| Required task |
Produce the listing below again, exactly as shown.

| Data provided |

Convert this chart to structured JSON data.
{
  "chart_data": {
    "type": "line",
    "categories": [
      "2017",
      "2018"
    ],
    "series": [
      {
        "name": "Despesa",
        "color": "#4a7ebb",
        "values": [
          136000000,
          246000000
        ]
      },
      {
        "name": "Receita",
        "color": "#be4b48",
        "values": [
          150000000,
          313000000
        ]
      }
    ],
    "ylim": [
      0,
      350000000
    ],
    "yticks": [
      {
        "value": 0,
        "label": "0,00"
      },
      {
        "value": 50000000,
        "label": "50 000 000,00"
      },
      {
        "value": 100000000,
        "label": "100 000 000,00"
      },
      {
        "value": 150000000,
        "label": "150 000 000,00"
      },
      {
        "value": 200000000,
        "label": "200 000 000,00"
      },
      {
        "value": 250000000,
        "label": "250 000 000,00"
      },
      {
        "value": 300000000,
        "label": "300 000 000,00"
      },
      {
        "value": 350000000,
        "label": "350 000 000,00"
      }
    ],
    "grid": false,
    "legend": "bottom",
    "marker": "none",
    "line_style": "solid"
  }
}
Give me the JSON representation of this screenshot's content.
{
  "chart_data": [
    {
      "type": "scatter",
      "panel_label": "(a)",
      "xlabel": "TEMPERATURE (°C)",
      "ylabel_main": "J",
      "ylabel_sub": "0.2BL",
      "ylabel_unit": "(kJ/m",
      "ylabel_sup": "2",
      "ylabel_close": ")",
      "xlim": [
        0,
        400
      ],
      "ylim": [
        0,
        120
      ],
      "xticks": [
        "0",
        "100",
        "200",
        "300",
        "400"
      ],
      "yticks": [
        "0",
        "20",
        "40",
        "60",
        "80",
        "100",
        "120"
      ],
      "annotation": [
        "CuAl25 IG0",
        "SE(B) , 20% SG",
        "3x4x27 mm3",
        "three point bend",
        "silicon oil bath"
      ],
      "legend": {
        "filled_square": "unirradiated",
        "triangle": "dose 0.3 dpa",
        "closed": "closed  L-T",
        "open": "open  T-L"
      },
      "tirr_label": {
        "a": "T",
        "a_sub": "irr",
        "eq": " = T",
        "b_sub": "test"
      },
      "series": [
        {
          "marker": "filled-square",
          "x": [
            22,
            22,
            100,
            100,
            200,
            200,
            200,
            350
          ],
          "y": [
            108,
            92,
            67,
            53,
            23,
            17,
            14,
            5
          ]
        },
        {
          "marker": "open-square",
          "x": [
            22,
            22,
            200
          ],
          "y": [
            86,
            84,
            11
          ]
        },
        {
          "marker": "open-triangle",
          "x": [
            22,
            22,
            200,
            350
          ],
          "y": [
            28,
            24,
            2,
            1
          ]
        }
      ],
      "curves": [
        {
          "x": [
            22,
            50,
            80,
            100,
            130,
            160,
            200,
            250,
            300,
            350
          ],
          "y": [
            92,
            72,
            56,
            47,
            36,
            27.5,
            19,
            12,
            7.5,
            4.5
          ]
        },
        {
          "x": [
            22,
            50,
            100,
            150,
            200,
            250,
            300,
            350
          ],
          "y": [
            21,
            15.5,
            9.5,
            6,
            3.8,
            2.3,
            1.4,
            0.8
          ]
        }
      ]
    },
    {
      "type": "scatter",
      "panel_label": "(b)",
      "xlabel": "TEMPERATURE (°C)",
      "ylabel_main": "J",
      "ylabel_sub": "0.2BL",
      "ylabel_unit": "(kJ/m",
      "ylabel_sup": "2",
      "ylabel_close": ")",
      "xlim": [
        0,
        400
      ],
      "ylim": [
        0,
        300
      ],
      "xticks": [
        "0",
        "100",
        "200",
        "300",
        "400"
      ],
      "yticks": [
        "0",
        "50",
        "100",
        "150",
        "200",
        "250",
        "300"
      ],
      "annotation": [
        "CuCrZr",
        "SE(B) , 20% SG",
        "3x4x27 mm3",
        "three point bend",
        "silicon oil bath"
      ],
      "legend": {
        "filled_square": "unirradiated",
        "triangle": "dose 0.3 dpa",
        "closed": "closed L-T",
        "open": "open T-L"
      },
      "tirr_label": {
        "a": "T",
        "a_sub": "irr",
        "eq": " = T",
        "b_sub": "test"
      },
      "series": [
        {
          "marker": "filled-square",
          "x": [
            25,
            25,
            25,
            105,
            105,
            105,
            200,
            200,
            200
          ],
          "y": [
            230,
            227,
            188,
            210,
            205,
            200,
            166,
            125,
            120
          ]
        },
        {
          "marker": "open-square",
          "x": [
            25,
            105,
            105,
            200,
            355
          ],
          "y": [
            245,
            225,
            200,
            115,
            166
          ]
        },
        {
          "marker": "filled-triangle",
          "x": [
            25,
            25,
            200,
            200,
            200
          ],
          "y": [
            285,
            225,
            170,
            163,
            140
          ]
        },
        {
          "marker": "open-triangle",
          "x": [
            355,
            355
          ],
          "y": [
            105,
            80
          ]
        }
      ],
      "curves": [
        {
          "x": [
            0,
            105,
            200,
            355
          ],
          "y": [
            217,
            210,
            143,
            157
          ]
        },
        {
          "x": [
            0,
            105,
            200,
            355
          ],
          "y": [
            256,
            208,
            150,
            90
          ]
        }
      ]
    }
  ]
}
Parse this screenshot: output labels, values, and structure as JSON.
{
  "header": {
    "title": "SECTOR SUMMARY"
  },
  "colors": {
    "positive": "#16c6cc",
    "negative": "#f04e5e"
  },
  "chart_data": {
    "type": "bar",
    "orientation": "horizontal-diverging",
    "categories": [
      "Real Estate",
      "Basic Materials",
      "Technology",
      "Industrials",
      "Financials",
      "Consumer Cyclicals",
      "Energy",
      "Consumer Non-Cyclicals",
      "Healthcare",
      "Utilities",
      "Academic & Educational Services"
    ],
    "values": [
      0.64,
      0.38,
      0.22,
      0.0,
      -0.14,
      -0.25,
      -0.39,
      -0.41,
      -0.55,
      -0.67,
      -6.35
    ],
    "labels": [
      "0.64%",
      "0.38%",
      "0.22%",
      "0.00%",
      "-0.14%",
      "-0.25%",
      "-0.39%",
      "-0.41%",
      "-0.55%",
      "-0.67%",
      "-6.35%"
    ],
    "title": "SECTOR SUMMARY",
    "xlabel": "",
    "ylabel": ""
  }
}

| Finished task |
Convert this chart to structured JSON data.
{
  "chart_data": {
    "type": "line",
    "categories": [
      "2017",
      "2018"
    ],
    "series": [
      {
        "name": "Despesa",
        "color": "#4a7ebb",
        "values": [
          136000000,
          246000000
        ]
      },
      {
        "name": "Receita",
        "color": "#be4b48",
        "values": [
          150000000,
          313000000
        ]
      }
    ],
    "ylim": [
      0,
      350000000
    ],
    "yticks": [
      {
        "value": 0,
        "label": "0,00"
      },
      {
        "value": 50000000,
        "label": "50 000 000,00"
      },
      {
        "value": 100000000,
        "label": "100 000 000,00"
      },
      {
        "value": 150000000,
        "label": "150 000 000,00"
      },
      {
        "value": 200000000,
        "label": "200 000 000,00"
      },
      {
        "value": 250000000,
        "label": "250 000 000,00"
      },
      {
        "value": 300000000,
        "label": "300 000 000,00"
      },
      {
        "value": 350000000,
        "label": "350 000 000,00"
      }
    ],
    "grid": false,
    "legend": "bottom",
    "marker": "none",
    "line_style": "solid"
  }
}
Give me the JSON representation of this screenshot's content.
{
  "chart_data": [
    {
      "type": "scatter",
      "panel_label": "(a)",
      "xlabel": "TEMPERATURE (°C)",
      "ylabel_main": "J",
      "ylabel_sub": "0.2BL",
      "ylabel_unit": "(kJ/m",
      "ylabel_sup": "2",
      "ylabel_close": ")",
      "xlim": [
        0,
        400
      ],
      "ylim": [
        0,
        120
      ],
      "xticks": [
        "0",
        "100",
        "200",
        "300",
        "400"
      ],
      "yticks": [
        "0",
        "20",
        "40",
        "60",
        "80",
        "100",
        "120"
      ],
      "annotation": [
        "CuAl25 IG0",
        "SE(B) , 20% SG",
        "3x4x27 mm3",
        "three point bend",
        "silicon oil bath"
      ],
      "legend": {
        "filled_square": "unirradiated",
        "triangle": "dose 0.3 dpa",
        "closed": "closed  L-T",
        "open": "open  T-L"
      },
      "tirr_label": {
        "a": "T",
        "a_sub": "irr",
        "eq": " = T",
        "b_sub": "test"
      },
      "series": [
        {
          "marker": "filled-square",
          "x": [
            22,
            22,
            100,
            100,
            200,
            200,
            200,
            350
          ],
          "y": [
            108,
            92,
            67,
            53,
            23,
            17,
            14,
            5
          ]
        },
        {
          "marker": "open-square",
          "x": [
            22,
            22,
            200
          ],
          "y": [
            86,
            84,
            11
          ]
        },
        {
          "marker": "open-triangle",
          "x": [
            22,
            22,
            200,
            350
          ],
          "y": [
            28,
            24,
            2,
            1
          ]
        }
      ],
      "curves": [
        {
          "x": [
            22,
            50,
            80,
            100,
            130,
            160,
            200,
            250,
            300,
            350
          ],
          "y": [
            92,
            72,
            56,
            47,
            36,
            27.5,
            19,
            12,
            7.5,
            4.5
          ]
        },
        {
          "x": [
            22,
            50,
            100,
            150,
            200,
            250,
            300,
            350
          ],
          "y": [
            21,
            15.5,
            9.5,
            6,
            3.8,
            2.3,
            1.4,
            0.8
          ]
        }
      ]
    },
    {
      "type": "scatter",
      "panel_label": "(b)",
      "xlabel": "TEMPERATURE (°C)",
      "ylabel_main": "J",
      "ylabel_sub": "0.2BL",
      "ylabel_unit": "(kJ/m",
      "ylabel_sup": "2",
      "ylabel_close": ")",
      "xlim": [
        0,
        400
      ],
      "ylim": [
        0,
        300
      ],
      "xticks": [
        "0",
        "100",
        "200",
        "300",
        "400"
      ],
      "yticks": [
        "0",
        "50",
        "100",
        "150",
        "200",
        "250",
        "300"
      ],
      "annotation": [
        "CuCrZr",
        "SE(B) , 20% SG",
        "3x4x27 mm3",
        "three point bend",
        "silicon oil bath"
      ],
      "legend": {
        "filled_square": "unirradiated",
        "triangle": "dose 0.3 dpa",
        "closed": "closed L-T",
        "open": "open T-L"
      },
      "tirr_label": {
        "a": "T",
        "a_sub": "irr",
        "eq": " = T",
        "b_sub": "test"
      },
      "series": [
        {
          "marker": "filled-square",
          "x": [
            25,
            25,
            25,
            105,
            105,
            105,
            200,
            200,
            200
          ],
          "y": [
            230,
            227,
            188,
            210,
            205,
            200,
            166,
            125,
            120
          ]
        },
        {
          "marker": "open-square",
          "x": [
            25,
            105,
            105,
            200,
            355
          ],
          "y": [
            245,
            225,
            200,
            115,
            166
          ]
        },
        {
          "marker": "filled-triangle",
          "x": [
            25,
            25,
            200,
            200,
            200
          ],
          "y": [
            285,
            225,
            170,
            163,
            140
          ]
        },
        {
          "marker": "open-triangle",
          "x": [
            355,
            355
          ],
          "y": [
            105,
            80
          ]
        }
      ],
      "curves": [
        {
          "x": [
            0,
            105,
            200,
            355
          ],
          "y": [
            217,
            210,
            143,
            157
          ]
        },
        {
          "x": [
            0,
            105,
            200,
            355
          ],
          "y": [
            256,
            208,
            150,
            90
          ]
        }
      ]
    }
  ]
}
Parse this screenshot: output labels, values, and structure as JSON.
{
  "header": {
    "title": "SECTOR SUMMARY"
  },
  "colors": {
    "positive": "#16c6cc",
    "negative": "#f04e5e"
  },
  "chart_data": {
    "type": "bar",
    "orientation": "horizontal-diverging",
    "categories": [
      "Real Estate",
      "Basic Materials",
      "Technology",
      "Industrials",
      "Financials",
      "Consumer Cyclicals",
      "Energy",
      "Consumer Non-Cyclicals",
      "Healthcare",
      "Utilities",
      "Academic & Educational Services"
    ],
    "values": [
      0.64,
      0.38,
      0.22,
      0.0,
      -0.14,
      -0.25,
      -0.39,
      -0.41,
      -0.55,
      -0.67,
      -6.35
    ],
    "labels": [
      "0.64%",
      "0.38%",
      "0.22%",
      "0.00%",
      "-0.14%",
      "-0.25%",
      "-0.39%",
      "-0.41%",
      "-0.55%",
      "-0.67%",
      "-6.35%"
    ],
    "title": "SECTOR SUMMARY",
    "xlabel": "",
    "ylabel": ""
  }
}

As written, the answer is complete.